++++ Records supplied ++++
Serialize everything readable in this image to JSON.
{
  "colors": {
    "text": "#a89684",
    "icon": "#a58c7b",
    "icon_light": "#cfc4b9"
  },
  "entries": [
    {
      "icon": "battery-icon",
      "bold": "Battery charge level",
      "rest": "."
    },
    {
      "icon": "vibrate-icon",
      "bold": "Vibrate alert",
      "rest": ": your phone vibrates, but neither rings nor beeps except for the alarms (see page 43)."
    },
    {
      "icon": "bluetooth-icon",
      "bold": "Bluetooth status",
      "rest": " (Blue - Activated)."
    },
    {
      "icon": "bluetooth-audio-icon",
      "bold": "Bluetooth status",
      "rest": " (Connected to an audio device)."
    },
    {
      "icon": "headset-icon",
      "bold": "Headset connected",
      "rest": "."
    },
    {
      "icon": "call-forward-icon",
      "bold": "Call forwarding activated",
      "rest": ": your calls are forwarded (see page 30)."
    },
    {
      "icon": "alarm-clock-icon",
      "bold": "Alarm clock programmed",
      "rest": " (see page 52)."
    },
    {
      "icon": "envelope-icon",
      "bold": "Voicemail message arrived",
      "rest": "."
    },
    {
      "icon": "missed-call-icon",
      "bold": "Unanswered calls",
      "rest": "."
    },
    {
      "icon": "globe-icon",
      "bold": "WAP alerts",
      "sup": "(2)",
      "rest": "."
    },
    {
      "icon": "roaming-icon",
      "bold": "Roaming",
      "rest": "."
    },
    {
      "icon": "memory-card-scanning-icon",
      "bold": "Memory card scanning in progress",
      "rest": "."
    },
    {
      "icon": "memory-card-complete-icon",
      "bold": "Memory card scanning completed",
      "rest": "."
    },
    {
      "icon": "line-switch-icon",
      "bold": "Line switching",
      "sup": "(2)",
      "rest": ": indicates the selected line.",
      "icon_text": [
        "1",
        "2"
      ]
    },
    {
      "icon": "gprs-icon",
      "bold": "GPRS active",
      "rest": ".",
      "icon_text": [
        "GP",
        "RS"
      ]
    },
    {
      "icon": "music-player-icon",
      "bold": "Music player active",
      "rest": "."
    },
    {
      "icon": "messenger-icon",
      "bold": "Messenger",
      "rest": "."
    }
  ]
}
++++
- _The request_
Provide only the number of lines in the entries that hold the word "page".

- _Answer below_
3